## PROBLEM STATEMENT:
Each line that holds the word "электронной" is to be identified and copied.

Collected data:
════════════════
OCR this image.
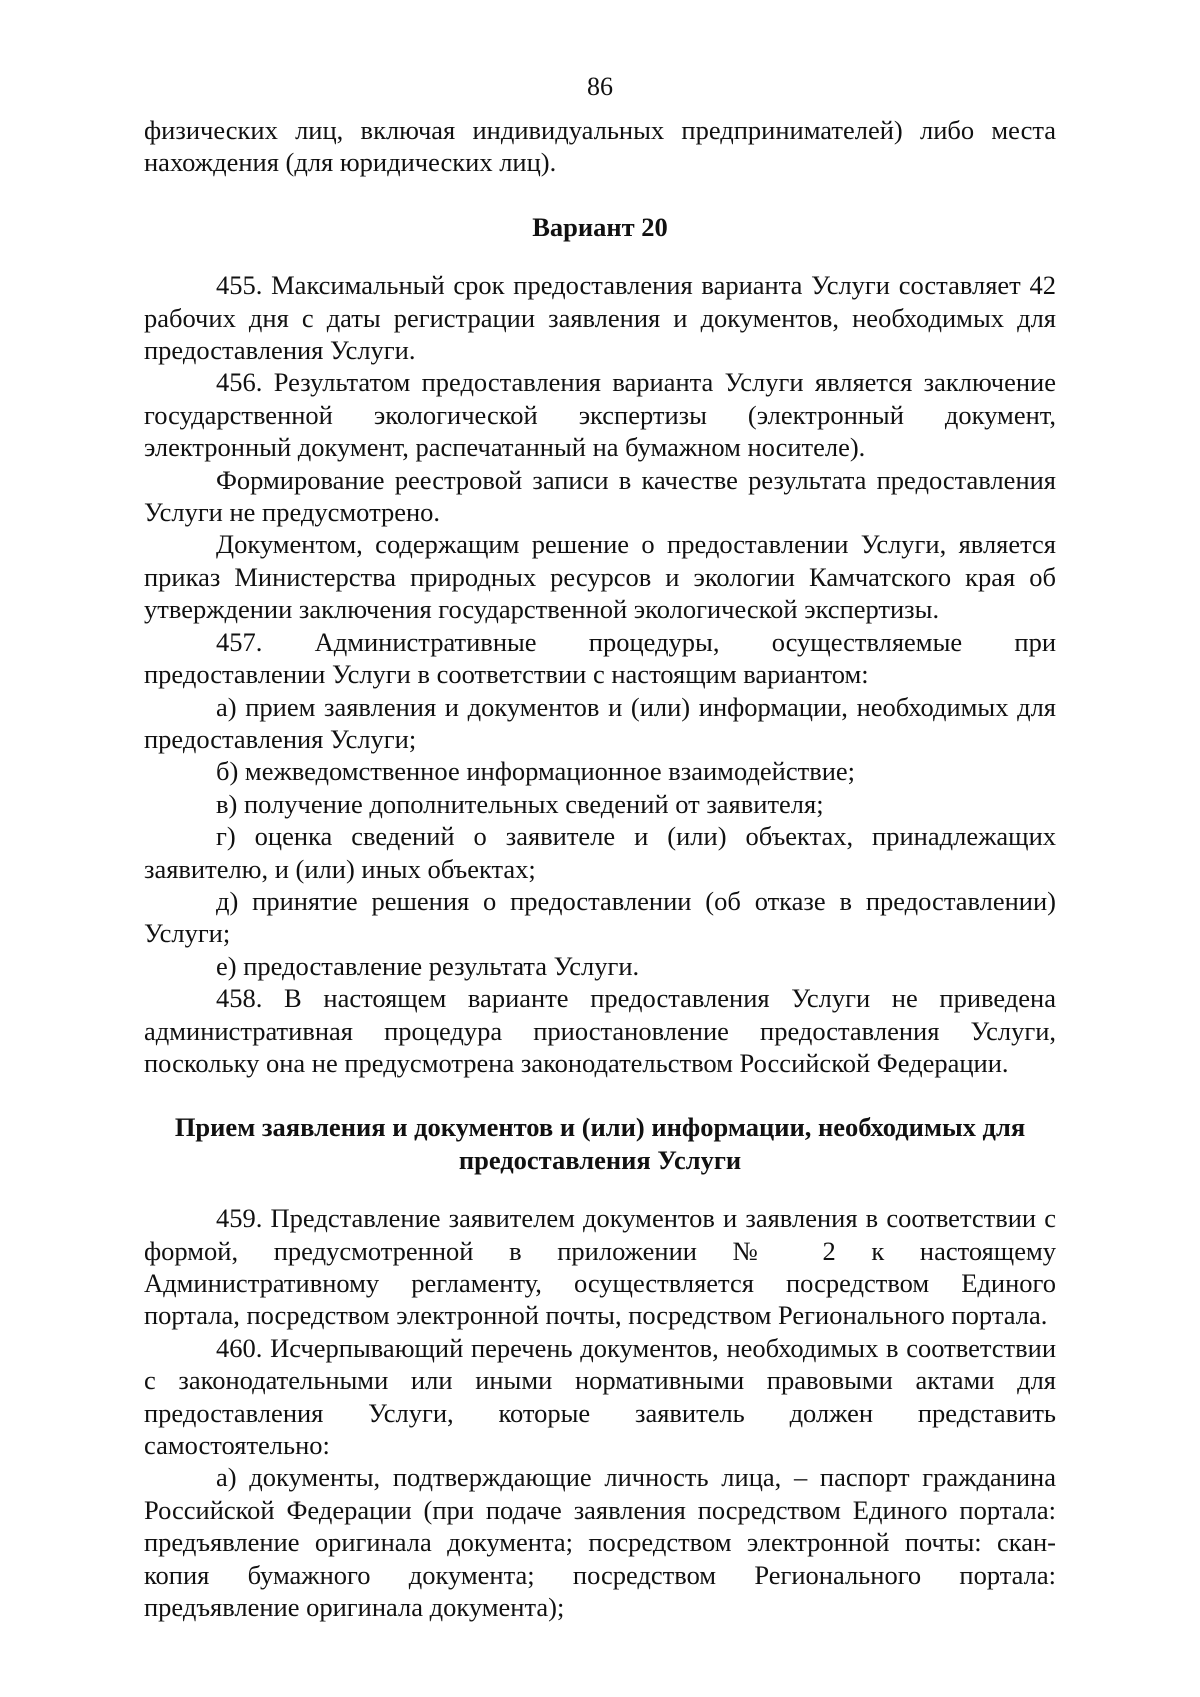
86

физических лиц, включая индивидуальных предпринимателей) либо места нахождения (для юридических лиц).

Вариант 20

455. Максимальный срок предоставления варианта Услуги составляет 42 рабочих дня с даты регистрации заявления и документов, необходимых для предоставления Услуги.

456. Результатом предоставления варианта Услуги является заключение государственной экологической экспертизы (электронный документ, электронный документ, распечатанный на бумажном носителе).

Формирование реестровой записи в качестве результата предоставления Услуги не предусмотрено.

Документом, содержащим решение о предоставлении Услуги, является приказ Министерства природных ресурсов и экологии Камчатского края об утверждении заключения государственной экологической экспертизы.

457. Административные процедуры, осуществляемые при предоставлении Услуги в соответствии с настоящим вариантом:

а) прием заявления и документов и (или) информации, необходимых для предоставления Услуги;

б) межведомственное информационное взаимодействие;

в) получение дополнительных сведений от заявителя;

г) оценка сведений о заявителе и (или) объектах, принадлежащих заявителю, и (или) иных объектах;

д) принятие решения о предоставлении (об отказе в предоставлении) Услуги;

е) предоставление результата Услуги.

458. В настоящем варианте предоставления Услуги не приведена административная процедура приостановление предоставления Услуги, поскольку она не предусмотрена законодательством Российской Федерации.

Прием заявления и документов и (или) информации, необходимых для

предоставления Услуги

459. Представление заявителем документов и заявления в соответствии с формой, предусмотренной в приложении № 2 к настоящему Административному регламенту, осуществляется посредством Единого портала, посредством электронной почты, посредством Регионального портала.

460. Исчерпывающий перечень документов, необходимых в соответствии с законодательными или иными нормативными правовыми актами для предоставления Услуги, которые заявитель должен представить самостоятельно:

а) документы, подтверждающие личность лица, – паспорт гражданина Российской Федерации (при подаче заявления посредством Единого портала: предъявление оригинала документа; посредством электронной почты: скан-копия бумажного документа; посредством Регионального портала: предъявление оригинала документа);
════════════════
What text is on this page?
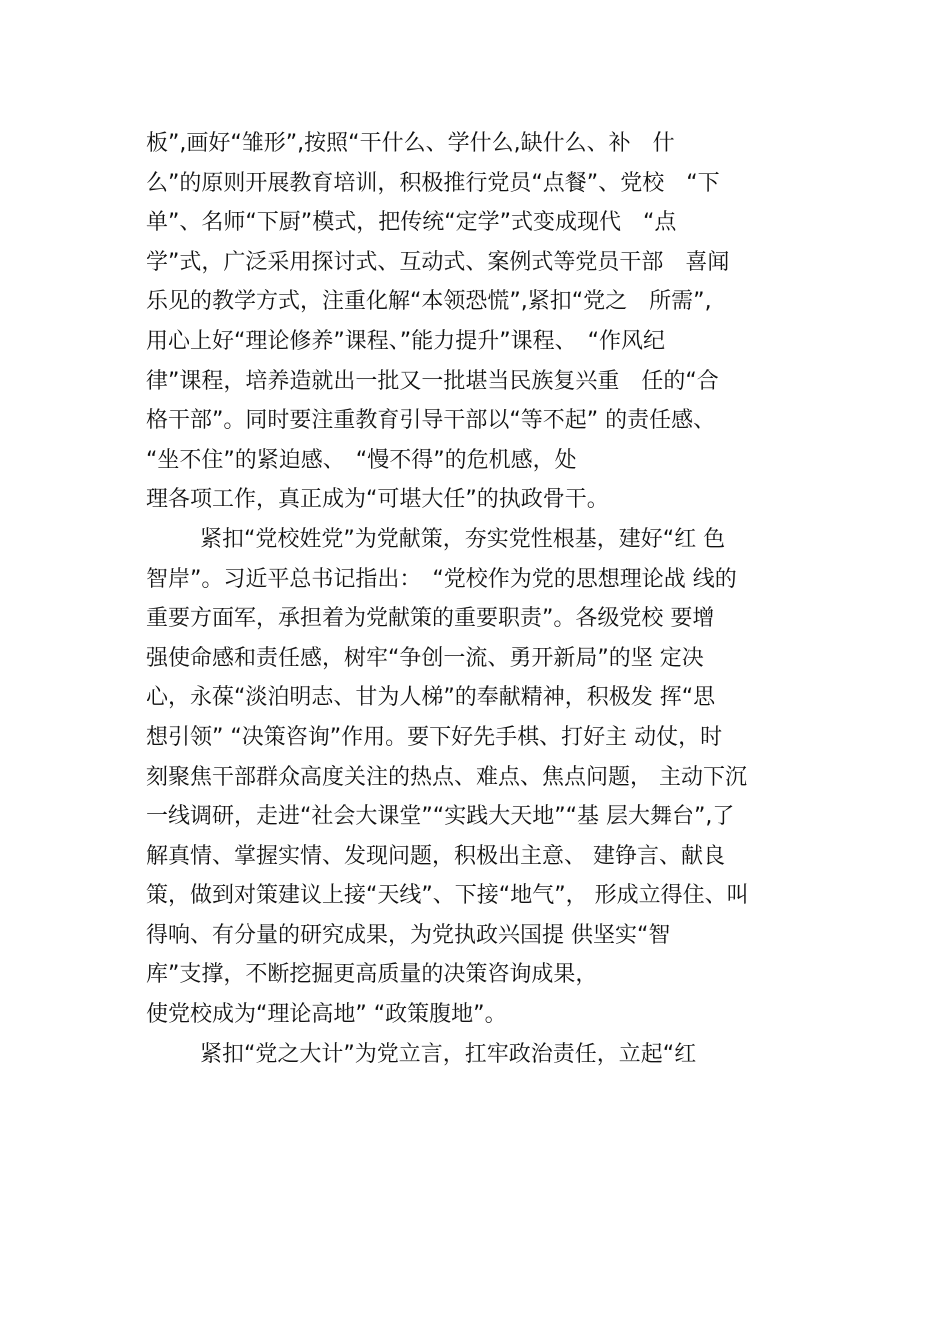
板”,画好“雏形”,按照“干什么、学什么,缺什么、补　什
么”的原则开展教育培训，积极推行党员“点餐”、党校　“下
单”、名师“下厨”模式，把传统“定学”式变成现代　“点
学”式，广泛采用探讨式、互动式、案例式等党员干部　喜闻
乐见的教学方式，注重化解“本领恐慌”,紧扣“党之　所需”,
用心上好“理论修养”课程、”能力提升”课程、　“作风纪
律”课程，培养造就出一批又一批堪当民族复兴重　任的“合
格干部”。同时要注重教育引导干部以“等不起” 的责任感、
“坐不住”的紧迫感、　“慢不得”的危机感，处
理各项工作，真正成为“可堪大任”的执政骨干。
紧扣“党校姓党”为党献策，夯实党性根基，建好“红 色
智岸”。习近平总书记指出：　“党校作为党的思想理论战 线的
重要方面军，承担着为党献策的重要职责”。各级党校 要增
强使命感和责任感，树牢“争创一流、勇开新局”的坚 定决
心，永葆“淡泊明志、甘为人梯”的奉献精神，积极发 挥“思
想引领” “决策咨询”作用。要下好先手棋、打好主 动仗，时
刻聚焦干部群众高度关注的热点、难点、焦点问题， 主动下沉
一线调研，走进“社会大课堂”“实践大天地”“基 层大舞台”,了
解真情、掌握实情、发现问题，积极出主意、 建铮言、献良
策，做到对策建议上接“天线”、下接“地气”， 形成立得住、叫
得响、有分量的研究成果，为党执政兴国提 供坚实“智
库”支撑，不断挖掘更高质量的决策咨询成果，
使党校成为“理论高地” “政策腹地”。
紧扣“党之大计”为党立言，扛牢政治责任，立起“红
════════════════
## SOLUTION TO THE PROBLEM:
459. Представление заявителем документов и заявления в соответствии с формой, предусмотренной в приложении № 2 к настоящему Административному регламенту, осуществляется посредством Единого портала, посредством электронной почты, посредством Регионального портала.
а) документы, подтверждающие личность лица, – паспорт гражданина Российской Федерации (при подаче заявления посредством Единого портала: предъявление оригинала документа; посредством электронной почты: скан-копия бумажного документа; посредством Регионального портала: предъявление оригинала документа);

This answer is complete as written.